SUPPLIED MATERIAL -
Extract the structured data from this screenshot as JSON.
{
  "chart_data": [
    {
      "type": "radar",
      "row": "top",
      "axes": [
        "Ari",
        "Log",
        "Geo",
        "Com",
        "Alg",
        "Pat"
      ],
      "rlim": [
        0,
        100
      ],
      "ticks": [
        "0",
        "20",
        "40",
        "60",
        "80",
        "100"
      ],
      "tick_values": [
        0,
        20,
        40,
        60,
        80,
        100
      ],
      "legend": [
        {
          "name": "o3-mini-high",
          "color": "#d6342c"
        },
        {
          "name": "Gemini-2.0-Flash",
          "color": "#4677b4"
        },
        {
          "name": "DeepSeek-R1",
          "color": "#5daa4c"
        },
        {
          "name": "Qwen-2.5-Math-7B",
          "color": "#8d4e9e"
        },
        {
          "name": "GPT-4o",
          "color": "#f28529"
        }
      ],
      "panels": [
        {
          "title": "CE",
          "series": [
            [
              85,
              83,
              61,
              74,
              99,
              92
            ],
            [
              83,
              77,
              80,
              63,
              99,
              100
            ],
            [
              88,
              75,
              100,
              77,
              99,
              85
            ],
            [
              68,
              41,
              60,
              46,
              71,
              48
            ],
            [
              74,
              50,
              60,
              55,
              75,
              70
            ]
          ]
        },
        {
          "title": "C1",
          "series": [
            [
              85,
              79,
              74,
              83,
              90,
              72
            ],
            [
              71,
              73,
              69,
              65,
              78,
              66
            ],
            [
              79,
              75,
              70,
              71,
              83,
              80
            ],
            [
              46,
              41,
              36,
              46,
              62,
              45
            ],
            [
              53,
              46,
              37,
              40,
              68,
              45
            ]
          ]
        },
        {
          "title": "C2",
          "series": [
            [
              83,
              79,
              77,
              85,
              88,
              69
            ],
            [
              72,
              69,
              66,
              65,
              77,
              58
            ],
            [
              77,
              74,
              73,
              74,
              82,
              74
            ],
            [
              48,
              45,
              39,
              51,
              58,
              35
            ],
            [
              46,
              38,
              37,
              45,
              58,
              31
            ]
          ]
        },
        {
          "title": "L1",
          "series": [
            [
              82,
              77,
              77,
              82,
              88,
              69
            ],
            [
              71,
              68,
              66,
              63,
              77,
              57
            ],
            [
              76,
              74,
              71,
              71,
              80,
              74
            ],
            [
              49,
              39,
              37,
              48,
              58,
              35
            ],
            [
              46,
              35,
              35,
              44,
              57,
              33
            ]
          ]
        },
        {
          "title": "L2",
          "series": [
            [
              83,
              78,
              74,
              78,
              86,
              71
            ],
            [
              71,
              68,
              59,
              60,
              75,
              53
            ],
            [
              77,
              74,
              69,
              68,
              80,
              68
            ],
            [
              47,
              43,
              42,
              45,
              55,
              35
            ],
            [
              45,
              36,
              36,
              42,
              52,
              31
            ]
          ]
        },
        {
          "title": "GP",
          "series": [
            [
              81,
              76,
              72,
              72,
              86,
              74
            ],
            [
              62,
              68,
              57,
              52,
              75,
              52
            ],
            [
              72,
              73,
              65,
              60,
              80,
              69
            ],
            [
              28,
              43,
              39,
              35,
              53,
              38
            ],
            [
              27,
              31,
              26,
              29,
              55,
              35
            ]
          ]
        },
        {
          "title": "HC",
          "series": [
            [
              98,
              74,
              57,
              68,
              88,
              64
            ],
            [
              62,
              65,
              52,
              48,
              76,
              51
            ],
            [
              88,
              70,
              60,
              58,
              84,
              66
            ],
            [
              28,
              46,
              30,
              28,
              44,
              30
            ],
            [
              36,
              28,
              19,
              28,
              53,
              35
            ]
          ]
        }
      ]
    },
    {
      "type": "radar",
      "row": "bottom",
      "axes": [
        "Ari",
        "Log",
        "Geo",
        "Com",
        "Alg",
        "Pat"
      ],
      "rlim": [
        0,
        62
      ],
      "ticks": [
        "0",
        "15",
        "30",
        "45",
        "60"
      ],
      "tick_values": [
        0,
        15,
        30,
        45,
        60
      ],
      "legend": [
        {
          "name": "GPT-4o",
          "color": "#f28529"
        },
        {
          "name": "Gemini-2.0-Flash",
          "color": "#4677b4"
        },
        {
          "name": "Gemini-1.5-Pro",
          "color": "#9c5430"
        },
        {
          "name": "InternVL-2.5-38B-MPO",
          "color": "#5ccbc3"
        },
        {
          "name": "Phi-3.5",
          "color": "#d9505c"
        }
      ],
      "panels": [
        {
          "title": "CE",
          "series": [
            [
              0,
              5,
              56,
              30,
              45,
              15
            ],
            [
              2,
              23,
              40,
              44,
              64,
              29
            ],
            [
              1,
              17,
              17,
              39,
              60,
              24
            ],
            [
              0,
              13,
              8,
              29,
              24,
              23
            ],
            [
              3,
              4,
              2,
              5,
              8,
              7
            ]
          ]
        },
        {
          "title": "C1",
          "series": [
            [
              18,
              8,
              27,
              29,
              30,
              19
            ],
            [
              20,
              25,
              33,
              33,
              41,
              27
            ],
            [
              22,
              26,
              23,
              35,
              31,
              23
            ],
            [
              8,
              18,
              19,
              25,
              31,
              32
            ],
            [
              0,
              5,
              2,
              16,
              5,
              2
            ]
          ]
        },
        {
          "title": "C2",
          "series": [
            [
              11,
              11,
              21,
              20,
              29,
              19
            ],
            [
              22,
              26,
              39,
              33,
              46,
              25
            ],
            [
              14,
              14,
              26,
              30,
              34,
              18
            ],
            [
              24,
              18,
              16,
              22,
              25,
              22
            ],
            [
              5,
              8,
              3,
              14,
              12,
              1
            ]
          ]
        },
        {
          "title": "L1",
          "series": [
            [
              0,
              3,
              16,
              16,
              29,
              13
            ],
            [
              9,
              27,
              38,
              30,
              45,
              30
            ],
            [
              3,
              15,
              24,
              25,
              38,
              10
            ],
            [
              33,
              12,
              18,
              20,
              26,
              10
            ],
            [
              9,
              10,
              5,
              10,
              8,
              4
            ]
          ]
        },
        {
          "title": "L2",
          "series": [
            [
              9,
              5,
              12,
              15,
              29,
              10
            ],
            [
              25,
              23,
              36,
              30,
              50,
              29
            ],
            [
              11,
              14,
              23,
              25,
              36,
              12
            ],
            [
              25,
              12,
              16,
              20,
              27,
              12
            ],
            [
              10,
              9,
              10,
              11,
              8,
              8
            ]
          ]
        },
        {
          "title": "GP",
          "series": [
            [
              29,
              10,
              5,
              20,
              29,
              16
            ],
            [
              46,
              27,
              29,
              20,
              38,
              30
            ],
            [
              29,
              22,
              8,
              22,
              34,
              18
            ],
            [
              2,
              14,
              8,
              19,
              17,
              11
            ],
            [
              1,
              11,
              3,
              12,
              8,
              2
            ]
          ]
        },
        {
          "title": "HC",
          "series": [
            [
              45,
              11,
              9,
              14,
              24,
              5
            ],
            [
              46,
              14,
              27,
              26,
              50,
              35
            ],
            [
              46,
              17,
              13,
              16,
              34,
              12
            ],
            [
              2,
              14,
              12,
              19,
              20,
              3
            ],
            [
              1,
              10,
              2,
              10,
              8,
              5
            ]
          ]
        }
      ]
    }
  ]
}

SET EXERCISE - Gather every line containing the word "name" and copy it.

FINISHED ANSWER -
          "name": "o3-mini-high",
          "name": "Gemini-2.0-Flash",
          "name": "DeepSeek-R1",
          "name": "Qwen-2.5-Math-7B",
          "name": "GPT-4o",
          "name": "GPT-4o",
          "name": "Gemini-2.0-Flash",
          "name": "Gemini-1.5-Pro",
          "name": "InternVL-2.5-38B-MPO",
          "name": "Phi-3.5",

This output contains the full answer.